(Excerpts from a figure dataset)
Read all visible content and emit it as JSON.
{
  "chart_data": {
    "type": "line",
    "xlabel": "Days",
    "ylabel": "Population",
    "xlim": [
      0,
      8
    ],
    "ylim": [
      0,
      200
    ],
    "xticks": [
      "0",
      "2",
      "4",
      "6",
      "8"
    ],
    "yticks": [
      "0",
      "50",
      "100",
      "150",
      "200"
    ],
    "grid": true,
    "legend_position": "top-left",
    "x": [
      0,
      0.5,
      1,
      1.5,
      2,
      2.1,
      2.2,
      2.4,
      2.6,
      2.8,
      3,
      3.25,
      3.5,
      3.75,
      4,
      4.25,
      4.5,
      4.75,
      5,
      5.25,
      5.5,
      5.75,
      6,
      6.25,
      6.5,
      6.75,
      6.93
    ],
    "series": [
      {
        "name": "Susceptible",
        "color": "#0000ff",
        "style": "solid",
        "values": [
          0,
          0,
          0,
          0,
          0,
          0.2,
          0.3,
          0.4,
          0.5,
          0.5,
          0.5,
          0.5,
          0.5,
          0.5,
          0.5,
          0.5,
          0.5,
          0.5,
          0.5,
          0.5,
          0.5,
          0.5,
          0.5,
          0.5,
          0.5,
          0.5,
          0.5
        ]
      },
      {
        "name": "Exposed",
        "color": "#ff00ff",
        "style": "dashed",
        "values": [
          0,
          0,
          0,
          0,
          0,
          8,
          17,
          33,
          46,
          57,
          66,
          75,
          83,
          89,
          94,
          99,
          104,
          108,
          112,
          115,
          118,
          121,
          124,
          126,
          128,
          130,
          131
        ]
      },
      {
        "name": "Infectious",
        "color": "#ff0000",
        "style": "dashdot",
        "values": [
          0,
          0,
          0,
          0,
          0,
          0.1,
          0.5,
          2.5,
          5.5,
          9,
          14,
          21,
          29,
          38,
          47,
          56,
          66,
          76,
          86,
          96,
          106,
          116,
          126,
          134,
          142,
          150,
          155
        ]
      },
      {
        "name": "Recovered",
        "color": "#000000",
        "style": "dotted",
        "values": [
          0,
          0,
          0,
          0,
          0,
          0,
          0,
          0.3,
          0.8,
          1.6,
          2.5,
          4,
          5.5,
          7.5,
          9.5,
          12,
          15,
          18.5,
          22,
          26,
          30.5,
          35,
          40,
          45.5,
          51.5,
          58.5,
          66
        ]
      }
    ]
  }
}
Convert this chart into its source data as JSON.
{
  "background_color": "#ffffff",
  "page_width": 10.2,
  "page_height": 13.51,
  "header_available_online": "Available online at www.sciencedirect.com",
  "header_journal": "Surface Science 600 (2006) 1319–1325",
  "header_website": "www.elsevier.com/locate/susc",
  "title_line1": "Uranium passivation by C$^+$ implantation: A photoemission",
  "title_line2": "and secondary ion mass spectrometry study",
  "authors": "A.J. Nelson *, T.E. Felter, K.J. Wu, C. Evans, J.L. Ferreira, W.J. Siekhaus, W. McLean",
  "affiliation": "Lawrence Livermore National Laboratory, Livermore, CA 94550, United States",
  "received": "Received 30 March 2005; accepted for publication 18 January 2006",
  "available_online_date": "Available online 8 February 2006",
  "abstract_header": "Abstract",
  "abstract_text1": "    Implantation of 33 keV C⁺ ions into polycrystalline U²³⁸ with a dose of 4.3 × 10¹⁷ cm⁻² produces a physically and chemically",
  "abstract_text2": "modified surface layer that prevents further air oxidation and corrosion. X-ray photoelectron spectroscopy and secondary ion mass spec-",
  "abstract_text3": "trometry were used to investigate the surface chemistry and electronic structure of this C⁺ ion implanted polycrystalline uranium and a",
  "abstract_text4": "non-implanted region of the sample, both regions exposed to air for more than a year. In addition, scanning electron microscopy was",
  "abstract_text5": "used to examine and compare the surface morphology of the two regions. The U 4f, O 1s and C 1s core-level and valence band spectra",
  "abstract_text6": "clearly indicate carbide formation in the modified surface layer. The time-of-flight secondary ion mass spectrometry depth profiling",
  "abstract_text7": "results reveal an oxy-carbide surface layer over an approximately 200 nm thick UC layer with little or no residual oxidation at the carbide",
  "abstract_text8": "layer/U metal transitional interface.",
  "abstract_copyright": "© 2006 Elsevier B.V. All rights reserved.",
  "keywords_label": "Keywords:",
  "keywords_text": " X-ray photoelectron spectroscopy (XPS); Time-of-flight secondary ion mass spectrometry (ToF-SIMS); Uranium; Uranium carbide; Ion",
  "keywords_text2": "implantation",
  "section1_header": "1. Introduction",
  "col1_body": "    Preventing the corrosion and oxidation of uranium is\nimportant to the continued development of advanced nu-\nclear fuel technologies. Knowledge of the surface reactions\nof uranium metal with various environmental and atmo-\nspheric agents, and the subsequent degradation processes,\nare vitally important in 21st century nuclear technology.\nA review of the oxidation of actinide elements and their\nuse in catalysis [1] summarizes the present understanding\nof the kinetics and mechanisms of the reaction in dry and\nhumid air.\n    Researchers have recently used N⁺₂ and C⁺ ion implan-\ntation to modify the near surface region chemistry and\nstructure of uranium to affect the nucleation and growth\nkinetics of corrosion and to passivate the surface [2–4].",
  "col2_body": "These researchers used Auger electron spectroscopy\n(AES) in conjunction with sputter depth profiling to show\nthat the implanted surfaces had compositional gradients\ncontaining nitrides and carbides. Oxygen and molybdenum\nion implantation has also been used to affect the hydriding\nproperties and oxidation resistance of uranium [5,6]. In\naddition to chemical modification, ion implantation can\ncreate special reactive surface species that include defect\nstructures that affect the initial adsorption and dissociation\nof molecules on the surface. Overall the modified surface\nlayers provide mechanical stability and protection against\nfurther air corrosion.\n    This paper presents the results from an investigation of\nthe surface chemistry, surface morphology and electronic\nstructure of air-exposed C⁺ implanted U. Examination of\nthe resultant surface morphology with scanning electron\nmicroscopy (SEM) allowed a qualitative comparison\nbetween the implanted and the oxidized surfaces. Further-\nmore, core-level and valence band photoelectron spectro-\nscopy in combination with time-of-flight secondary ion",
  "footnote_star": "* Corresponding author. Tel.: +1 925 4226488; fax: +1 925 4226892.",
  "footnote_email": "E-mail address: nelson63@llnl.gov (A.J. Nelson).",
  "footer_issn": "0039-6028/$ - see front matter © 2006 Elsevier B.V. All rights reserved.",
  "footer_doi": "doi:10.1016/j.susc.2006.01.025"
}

- _Stated goal_
Pull every line containing "Available" from the material above.

- _Answer for this exercise_
  "header_available_online": "Available online at www.sciencedirect.com",
  "available_online_date": "Available online 8 February 2006",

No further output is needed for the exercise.